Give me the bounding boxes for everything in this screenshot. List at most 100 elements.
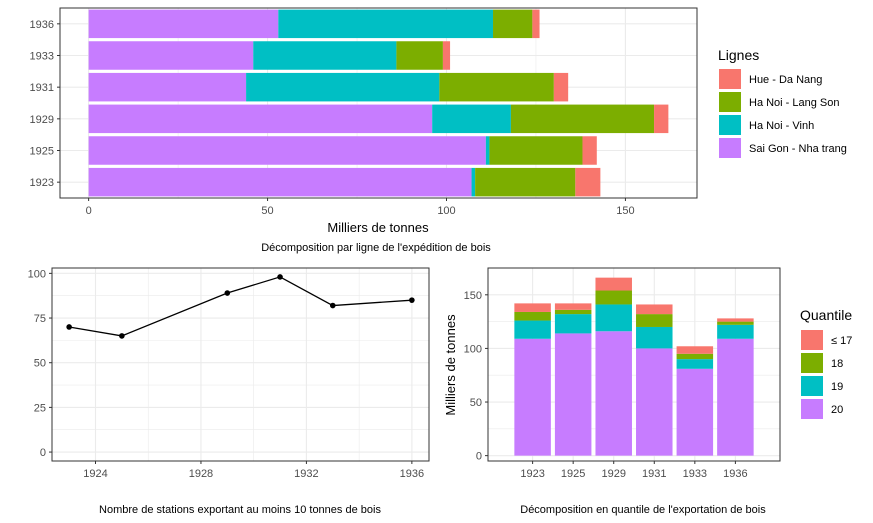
top-chart: 1923 1925 1929 1931 1933 1936 0 50 100 150 Milli… bbox=[30, 7, 847, 254]
quantile-bar-segment bbox=[636, 348, 673, 456]
quantile-y-tick-label: 0 bbox=[476, 451, 482, 463]
quantile-bar-segment bbox=[595, 290, 632, 305]
top-legend-label: Ha Noi - Lang Son bbox=[749, 97, 840, 109]
top-y-tick-label: 1923 bbox=[30, 177, 54, 189]
top-legend-label: Sai Gon - Nha trang bbox=[749, 143, 847, 155]
top-y-tick-label: 1931 bbox=[30, 82, 54, 94]
quantile-x-tick-labels: 1923 1925 1929 1931 1933 1936 bbox=[520, 461, 748, 480]
top-bar-segment bbox=[88, 136, 486, 165]
quantile-legend-swatch bbox=[801, 376, 823, 396]
top-legend-items: Hue - Da Nang Ha Noi - Lang Son Ha Noi - V… bbox=[719, 69, 847, 158]
top-bar-segment bbox=[442, 41, 451, 70]
top-bar-segment bbox=[439, 72, 554, 102]
top-bar-segment bbox=[253, 41, 397, 70]
top-bar-segment bbox=[493, 9, 533, 39]
line-x-tick-label: 1936 bbox=[400, 468, 424, 480]
quantile-legend-swatch bbox=[801, 353, 823, 373]
top-y-tick-label: 1929 bbox=[30, 114, 54, 126]
line-point bbox=[329, 302, 336, 309]
quantile-bar-segment bbox=[676, 368, 714, 456]
top-y-tick-labels: 1923 1925 1929 1931 1933 1936 bbox=[30, 19, 60, 189]
top-bar-segment bbox=[432, 104, 511, 134]
quantile-bar-segment bbox=[554, 333, 592, 456]
top-legend-title: Lignes bbox=[718, 47, 759, 63]
quantile-bar-segment bbox=[554, 309, 592, 315]
quantile-y-axis-title: Milliers de tonnes bbox=[443, 314, 458, 416]
quantile-legend-label: 20 bbox=[831, 404, 843, 416]
line-x-tick-label: 1924 bbox=[83, 468, 107, 480]
top-bar-segment bbox=[88, 167, 472, 197]
top-bar-segment bbox=[575, 167, 601, 197]
quantile-bar-segment bbox=[676, 346, 714, 354]
quantile-x-tick-label: 1925 bbox=[561, 468, 585, 480]
top-bar-segment bbox=[246, 72, 440, 102]
top-legend-swatch bbox=[719, 69, 741, 89]
line-y-tick-label: 25 bbox=[34, 402, 46, 414]
line-y-tick-label: 50 bbox=[34, 358, 46, 370]
top-legend: Lignes Hue - Da Nang Ha Noi - Lang Son Ha … bbox=[718, 47, 847, 158]
top-bar-segment bbox=[88, 72, 247, 102]
top-panel-background bbox=[60, 8, 697, 198]
quantile-legend-label: 18 bbox=[831, 358, 843, 370]
top-bar-segment bbox=[485, 136, 490, 165]
quantile-bar-segment bbox=[595, 304, 632, 332]
quantile-bar-segment bbox=[595, 277, 632, 291]
quantile-legend-swatch bbox=[801, 330, 823, 350]
top-bar-segment bbox=[278, 9, 494, 39]
quantile-bar-segment bbox=[717, 338, 754, 456]
top-bars bbox=[88, 9, 669, 197]
quantile-caption: Décomposition en quantile de l'exportati… bbox=[520, 504, 766, 516]
top-x-tick-label: 0 bbox=[86, 205, 92, 217]
quantile-y-tick-labels: 0 50 100 150 bbox=[464, 290, 488, 463]
top-bar-segment bbox=[489, 136, 583, 165]
top-legend-label: Hue - Da Nang bbox=[749, 74, 822, 86]
line-point bbox=[66, 324, 72, 330]
top-legend-swatch bbox=[719, 115, 741, 135]
line-panel-border bbox=[51, 267, 430, 462]
top-x-axis-title: Milliers de tonnes bbox=[327, 220, 429, 235]
top-bar-segment bbox=[510, 104, 655, 134]
quantile-y-tick-label: 100 bbox=[464, 343, 482, 355]
top-bar-segment bbox=[654, 104, 669, 134]
line-x-tick-label: 1928 bbox=[189, 468, 213, 480]
line-caption: Nombre de stations exportant au moins 10… bbox=[99, 504, 381, 516]
quantile-bar-segment bbox=[554, 303, 592, 310]
line-point bbox=[409, 297, 415, 303]
quantile-bars bbox=[514, 277, 754, 456]
quantile-x-tick-label: 1929 bbox=[601, 468, 625, 480]
quantile-panel-border bbox=[487, 267, 781, 462]
top-bar-segment bbox=[471, 167, 476, 197]
top-x-tick-label: 100 bbox=[437, 205, 455, 217]
top-y-tick-label: 1936 bbox=[30, 19, 54, 31]
line-point bbox=[119, 333, 125, 339]
quantile-bar-segment bbox=[676, 353, 714, 360]
line-point bbox=[224, 290, 231, 296]
quantile-legend-label: ≤ 17 bbox=[831, 335, 852, 347]
quantile-bar-segment bbox=[717, 321, 754, 325]
line-y-tick-labels: 0 25 50 75 100 bbox=[28, 268, 52, 459]
quantile-bar-segment bbox=[636, 314, 673, 327]
top-bar-segment bbox=[475, 167, 576, 197]
quantile-bar-segment bbox=[717, 318, 754, 322]
quantile-bar-segment bbox=[554, 314, 592, 334]
line-x-tick-labels: 1924 1928 1932 1936 bbox=[83, 461, 424, 480]
top-legend-swatch bbox=[719, 92, 741, 112]
top-y-tick-label: 1925 bbox=[30, 146, 54, 158]
top-bar-segment bbox=[553, 72, 569, 102]
line-point bbox=[277, 274, 283, 280]
quantile-bar-segment bbox=[636, 326, 673, 349]
line-chart: 0 25 50 75 100 1924 1928 1932 1936 Nombre de st… bbox=[28, 267, 430, 516]
top-bar-segment bbox=[88, 9, 279, 39]
quantile-bar-segment bbox=[636, 304, 673, 315]
top-legend-label: Ha Noi - Vinh bbox=[749, 120, 814, 132]
quantile-chart: 0 50 100 150 1923 1925 1929 1931 1933 1936 Milli… bbox=[443, 267, 852, 516]
quantile-x-tick-label: 1936 bbox=[723, 468, 747, 480]
quantile-y-tick-label: 150 bbox=[464, 290, 482, 302]
quantile-bar-segment bbox=[514, 320, 551, 339]
top-y-tick-label: 1933 bbox=[30, 51, 54, 63]
quantile-bar-segment bbox=[514, 311, 551, 321]
quantile-bar-segment bbox=[595, 331, 632, 456]
top-bar-segment bbox=[396, 41, 443, 70]
top-bar-segment bbox=[582, 136, 597, 165]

□ □ □ □ □

__Work instructions__.
Copy the rows verbatim, starting with the line containing "top-chart: 1923 1925" and ending with the line containing "quantile-y-axis-title: Milliers de".

__Solution__.
top-chart: 1923 1925 1929 1931 1933 1936 0 50 100 150 Milli… bbox=[30, 7, 847, 254]
quantile-bar-segment bbox=[636, 348, 673, 456]
quantile-y-tick-label: 0 bbox=[476, 451, 482, 463]
quantile-bar-segment bbox=[595, 290, 632, 305]
top-legend-label: Ha Noi - Lang Son bbox=[749, 97, 840, 109]
top-y-tick-label: 1923 bbox=[30, 177, 54, 189]
top-legend-label: Sai Gon - Nha trang bbox=[749, 143, 847, 155]
top-y-tick-label: 1931 bbox=[30, 82, 54, 94]
quantile-x-tick-labels: 1923 1925 1929 1931 1933 1936 bbox=[520, 461, 748, 480]
top-bar-segment bbox=[88, 136, 486, 165]
quantile-legend-swatch bbox=[801, 376, 823, 396]
top-legend-items: Hue - Da Nang Ha Noi - Lang Son Ha Noi - V… bbox=[719, 69, 847, 158]
top-bar-segment bbox=[442, 41, 451, 70]
top-bar-segment bbox=[439, 72, 554, 102]
top-bar-segment bbox=[253, 41, 397, 70]
top-bar-segment bbox=[493, 9, 533, 39]
line-x-tick-label: 1936 bbox=[400, 468, 424, 480]
quantile-legend-swatch bbox=[801, 353, 823, 373]
top-y-tick-label: 1929 bbox=[30, 114, 54, 126]
line-point bbox=[329, 302, 336, 309]
quantile-bar-segment bbox=[676, 368, 714, 456]
top-y-tick-labels: 1923 1925 1929 1931 1933 1936 bbox=[30, 19, 60, 189]
top-bar-segment bbox=[432, 104, 511, 134]
quantile-bar-segment bbox=[554, 333, 592, 456]
top-legend-title: Lignes bbox=[718, 47, 759, 63]
quantile-bar-segment bbox=[554, 309, 592, 315]
quantile-y-axis-title: Milliers de tonnes bbox=[443, 314, 458, 416]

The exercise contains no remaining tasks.